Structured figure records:
------------------------

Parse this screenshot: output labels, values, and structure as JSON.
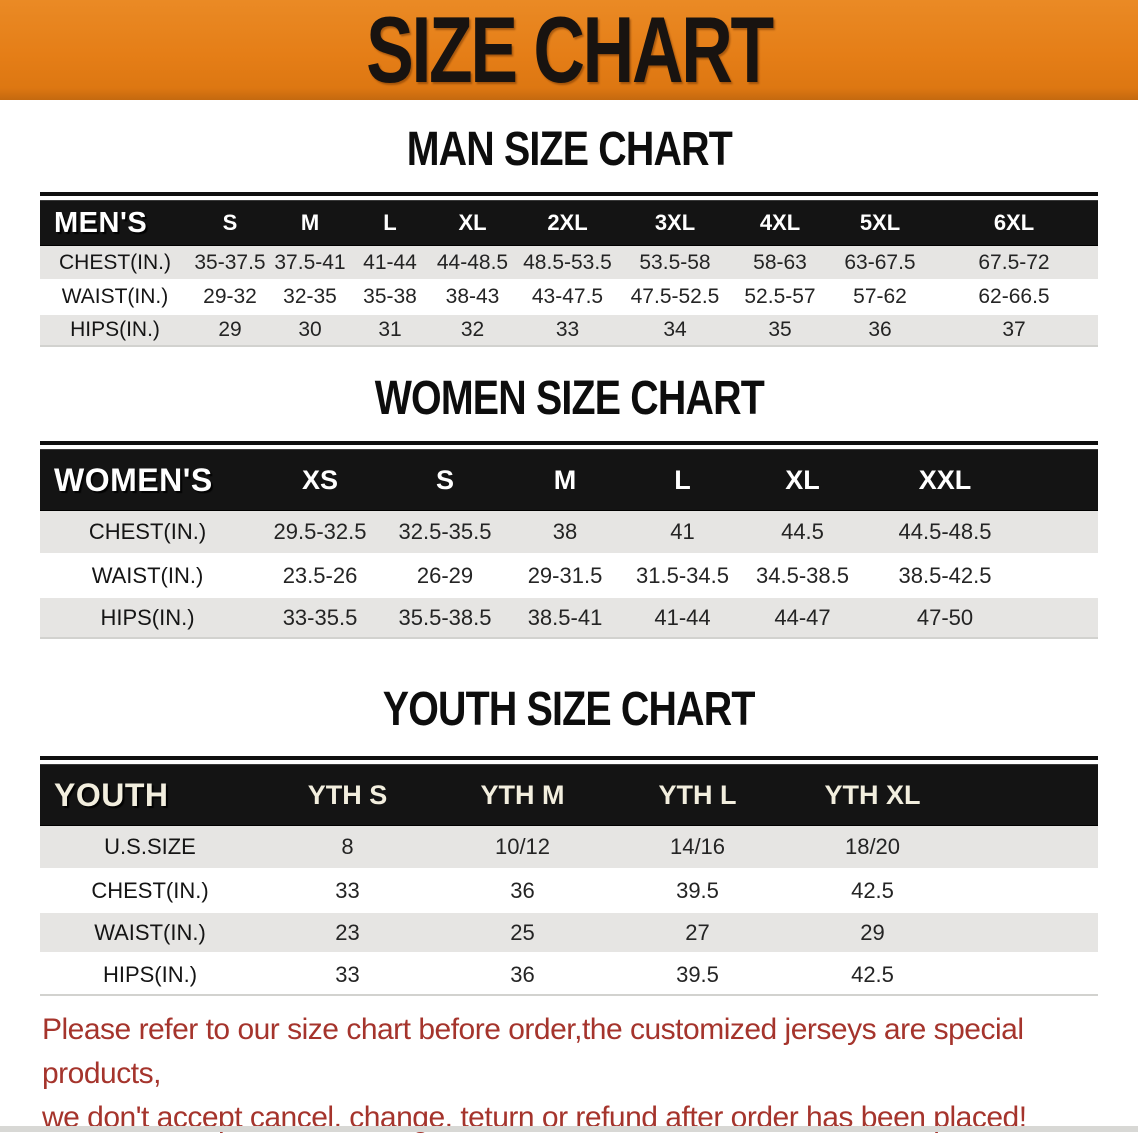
{
  "banner": {
    "title": "SIZE CHART",
    "bg_color": "#e57e17",
    "title_color": "#181310"
  },
  "sections": [
    {
      "id": "men",
      "heading": "MAN SIZE CHART",
      "header_label": "MEN'S",
      "columns": [
        "S",
        "M",
        "L",
        "XL",
        "2XL",
        "3XL",
        "4XL",
        "5XL",
        "6XL"
      ],
      "rows": [
        {
          "label": "CHEST(IN.)",
          "values": [
            "35-37.5",
            "37.5-41",
            "41-44",
            "44-48.5",
            "48.5-53.5",
            "53.5-58",
            "58-63",
            "63-67.5",
            "67.5-72"
          ]
        },
        {
          "label": "WAIST(IN.)",
          "values": [
            "29-32",
            "32-35",
            "35-38",
            "38-43",
            "43-47.5",
            "47.5-52.5",
            "52.5-57",
            "57-62",
            "62-66.5"
          ]
        },
        {
          "label": "HIPS(IN.)",
          "values": [
            "29",
            "30",
            "31",
            "32",
            "33",
            "34",
            "35",
            "36",
            "37"
          ]
        }
      ]
    },
    {
      "id": "women",
      "heading": "WOMEN SIZE CHART",
      "header_label": "WOMEN'S",
      "columns": [
        "XS",
        "S",
        "M",
        "L",
        "XL",
        "XXL"
      ],
      "rows": [
        {
          "label": "CHEST(IN.)",
          "values": [
            "29.5-32.5",
            "32.5-35.5",
            "38",
            "41",
            "44.5",
            "44.5-48.5"
          ]
        },
        {
          "label": "WAIST(IN.)",
          "values": [
            "23.5-26",
            "26-29",
            "29-31.5",
            "31.5-34.5",
            "34.5-38.5",
            "38.5-42.5"
          ]
        },
        {
          "label": "HIPS(IN.)",
          "values": [
            "33-35.5",
            "35.5-38.5",
            "38.5-41",
            "41-44",
            "44-47",
            "47-50"
          ]
        }
      ]
    },
    {
      "id": "youth",
      "heading": "YOUTH SIZE CHART",
      "header_label": "YOUTH",
      "columns": [
        "YTH S",
        "YTH M",
        "YTH L",
        "YTH XL"
      ],
      "rows": [
        {
          "label": "U.S.SIZE",
          "values": [
            "8",
            "10/12",
            "14/16",
            "18/20"
          ]
        },
        {
          "label": "CHEST(IN.)",
          "values": [
            "33",
            "36",
            "39.5",
            "42.5"
          ]
        },
        {
          "label": "WAIST(IN.)",
          "values": [
            "23",
            "25",
            "27",
            "29"
          ]
        },
        {
          "label": "HIPS(IN.)",
          "values": [
            "33",
            "36",
            "39.5",
            "42.5"
          ]
        }
      ]
    }
  ],
  "footer": {
    "line1": "Please refer to our size chart before order,the customized jerseys are special products,",
    "line2": "we don't accept cancel, change, teturn or refund after order has been placed!",
    "text_color": "#a5342c"
  },
  "colors": {
    "table_header_bg": "#141414",
    "row_alt_bg": "#e6e5e3",
    "row_bg": "#ffffff"
  }
}
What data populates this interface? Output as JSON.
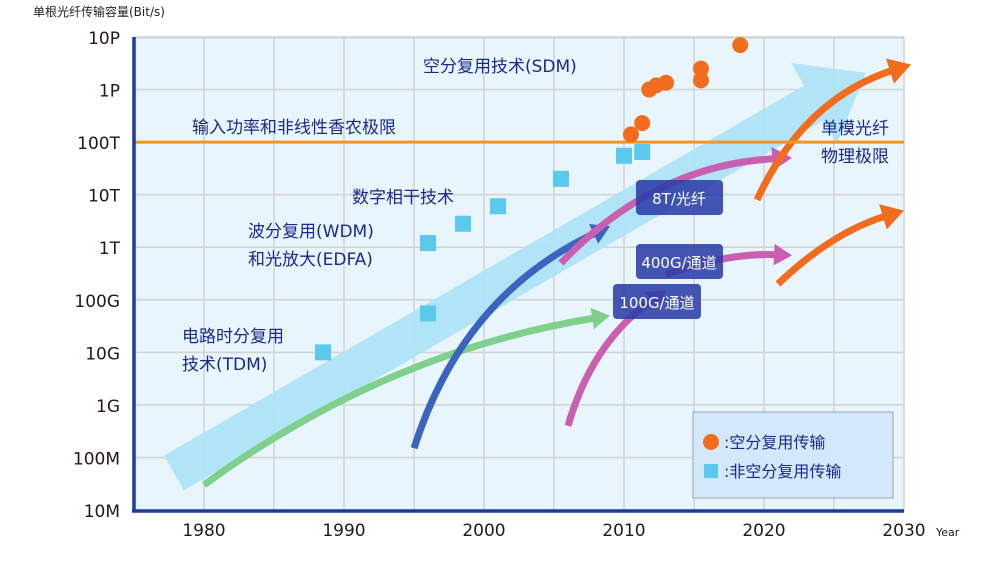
{
  "chart_data": {
    "type": "scatter",
    "title": "",
    "ylabel": "单根光纤传输容量(Bit/s)",
    "xlabel": "Year",
    "yscale": "log",
    "ylim": [
      10000000.0,
      1e+16
    ],
    "xlim": [
      1975,
      2030
    ],
    "grid": true,
    "x_ticks": [
      1980,
      1990,
      2000,
      2010,
      2020,
      2030
    ],
    "x_tick_labels": [
      "1980",
      "1990",
      "2000",
      "2010",
      "2020",
      "2030"
    ],
    "y_ticks": [
      10000000.0,
      100000000.0,
      1000000000.0,
      10000000000.0,
      100000000000.0,
      1000000000000.0,
      10000000000000.0,
      100000000000000.0,
      1000000000000000.0,
      1e+16
    ],
    "y_tick_labels": [
      "10M",
      "100M",
      "1G",
      "10G",
      "100G",
      "1T",
      "10T",
      "100T",
      "1P",
      "10P"
    ],
    "reference_line": {
      "y": 100000000000000.0,
      "label": "输入功率和非线性香农极限",
      "color": "#f7941d"
    },
    "series": [
      {
        "name": "空分复用传输",
        "marker": "circle",
        "color": "#f26c1d",
        "points": [
          [
            2010.5,
            140000000000000.0
          ],
          [
            2011.3,
            230000000000000.0
          ],
          [
            2011.8,
            1000000000000000.0
          ],
          [
            2012.3,
            1200000000000000.0
          ],
          [
            2013.0,
            1350000000000000.0
          ],
          [
            2015.5,
            1500000000000000.0
          ],
          [
            2015.5,
            2500000000000000.0
          ],
          [
            2018.3,
            7000000000000000.0
          ]
        ]
      },
      {
        "name": "非空分复用传输",
        "marker": "square",
        "color": "#5bc8ee",
        "points": [
          [
            1988.5,
            10000000000.0
          ],
          [
            1996.0,
            55000000000.0
          ],
          [
            1996.0,
            1200000000000.0
          ],
          [
            1998.5,
            2800000000000.0
          ],
          [
            2001.0,
            6000000000000.0
          ],
          [
            2005.5,
            20000000000000.0
          ],
          [
            2010.0,
            55000000000000.0
          ],
          [
            2011.3,
            65000000000000.0
          ]
        ]
      }
    ],
    "trend_arrows": [
      {
        "name": "overall-trend",
        "color": "#aee3f5",
        "from": [
          1975,
          30000000.0
        ],
        "to": [
          2028,
          5000000000000000.0
        ]
      },
      {
        "name": "tdm-arrow",
        "color": "#7fd08d",
        "from": [
          1980,
          30000000.0
        ],
        "to": [
          2009,
          50000000000.0
        ]
      },
      {
        "name": "wdm-arrow",
        "color": "#3a64bd",
        "from": [
          1995,
          150000000.0
        ],
        "to": [
          2009,
          2500000000000.0
        ]
      },
      {
        "name": "8t-fiber-arrow",
        "color": "#c95fb1",
        "from": [
          2005.5,
          500000000000.0
        ],
        "to": [
          2022,
          50000000000000.0
        ]
      },
      {
        "name": "100g-channel-arrow",
        "color": "#c95fb1",
        "from": [
          2006,
          400000000.0
        ],
        "to": [
          2013,
          150000000000.0
        ]
      },
      {
        "name": "400g-channel-arrow",
        "color": "#c95fb1",
        "from": [
          2013,
          300000000000.0
        ],
        "to": [
          2022,
          700000000000.0
        ]
      },
      {
        "name": "sdm-arrow-upper",
        "color": "#f26c1d",
        "from": [
          2019.5,
          8000000000000.0
        ],
        "to": [
          2030.5,
          3000000000000000.0
        ]
      },
      {
        "name": "sdm-arrow-lower",
        "color": "#f26c1d",
        "from": [
          2021,
          200000000000.0
        ],
        "to": [
          2030,
          5000000000000.0
        ]
      }
    ],
    "annotations": [
      {
        "id": "sdm",
        "text": "空分复用技术(SDM)"
      },
      {
        "id": "shannon",
        "text": "输入功率和非线性香农极限"
      },
      {
        "id": "smf-limit-1",
        "text": "单模光纤"
      },
      {
        "id": "smf-limit-2",
        "text": "物理极限"
      },
      {
        "id": "coherent",
        "text": "数字相干技术"
      },
      {
        "id": "wdm-1",
        "text": "波分复用(WDM)"
      },
      {
        "id": "wdm-2",
        "text": "和光放大(EDFA)"
      },
      {
        "id": "tdm-1",
        "text": "电路时分复用"
      },
      {
        "id": "tdm-2",
        "text": "技术(TDM)"
      }
    ],
    "badges": [
      {
        "id": "8t",
        "text": "8T/光纤"
      },
      {
        "id": "400g",
        "text": "400G/通道"
      },
      {
        "id": "100g",
        "text": "100G/通道"
      }
    ],
    "legend": {
      "position": "bottom-right",
      "items": [
        {
          "marker": "circle",
          "color": "#f26c1d",
          "label": ":空分复用传输"
        },
        {
          "marker": "square",
          "color": "#5bc8ee",
          "label": ":非空分复用传输"
        }
      ]
    }
  }
}
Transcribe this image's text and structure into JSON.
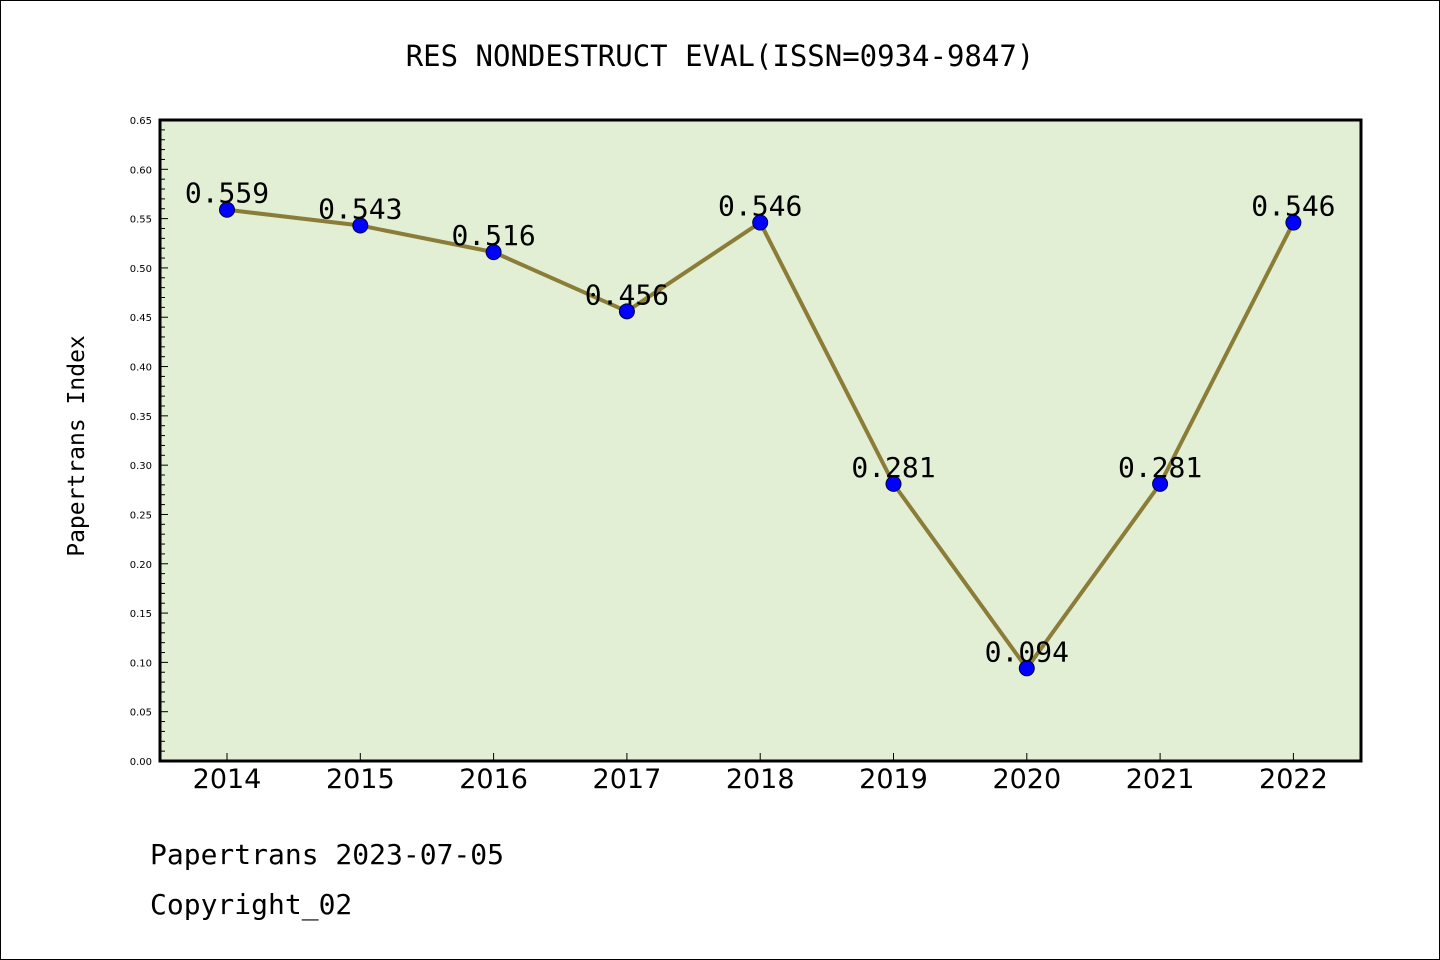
{
  "chart_data": {
    "type": "line",
    "title": "RES NONDESTRUCT EVAL(ISSN=0934-9847)",
    "xlabel": "",
    "ylabel": "Papertrans Index",
    "categories": [
      "2014",
      "2015",
      "2016",
      "2017",
      "2018",
      "2019",
      "2020",
      "2021",
      "2022"
    ],
    "series": [
      {
        "values": [
          0.559,
          0.543,
          0.516,
          0.456,
          0.546,
          0.281,
          0.094,
          0.281,
          0.546
        ]
      }
    ],
    "data_labels": [
      "0.559",
      "0.543",
      "0.516",
      "0.456",
      "0.546",
      "0.281",
      "0.094",
      "0.281",
      "0.546"
    ],
    "ylim": [
      0,
      0.65
    ],
    "yticks": [
      "0.00",
      "0.05",
      "0.10",
      "0.15",
      "0.20",
      "0.25",
      "0.30",
      "0.35",
      "0.40",
      "0.45",
      "0.50",
      "0.55",
      "0.60",
      "0.65"
    ],
    "grid": false,
    "colors": {
      "plot_background": "#e2efd5",
      "line": "#8b7d37",
      "marker": "#0000ff"
    }
  },
  "footer": {
    "line1": "Papertrans 2023-07-05",
    "line2": "Copyright_02"
  }
}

------------------------

**EXERCISE OBJECTIVE**
Please quote the records above exactly, beginning at the line that contains "Transcribe this image's" and ending at their last line. Leave the pictures out.

**ANSWER FOR THIS EXERCISE**
Transcribe this image's text and structure into JSON.
{
  "chart_data": {
    "type": "line",
    "title": "RES NONDESTRUCT EVAL(ISSN=0934-9847)",
    "xlabel": "",
    "ylabel": "Papertrans Index",
    "categories": [
      "2014",
      "2015",
      "2016",
      "2017",
      "2018",
      "2019",
      "2020",
      "2021",
      "2022"
    ],
    "series": [
      {
        "values": [
          0.559,
          0.543,
          0.516,
          0.456,
          0.546,
          0.281,
          0.094,
          0.281,
          0.546
        ]
      }
    ],
    "data_labels": [
      "0.559",
      "0.543",
      "0.516",
      "0.456",
      "0.546",
      "0.281",
      "0.094",
      "0.281",
      "0.546"
    ],
    "ylim": [
      0,
      0.65
    ],
    "yticks": [
      "0.00",
      "0.05",
      "0.10",
      "0.15",
      "0.20",
      "0.25",
      "0.30",
      "0.35",
      "0.40",
      "0.45",
      "0.50",
      "0.55",
      "0.60",
      "0.65"
    ],
    "grid": false,
    "colors": {
      "plot_background": "#e2efd5",
      "line": "#8b7d37",
      "marker": "#0000ff"
    }
  },
  "footer": {
    "line1": "Papertrans 2023-07-05",
    "line2": "Copyright_02"
  }
}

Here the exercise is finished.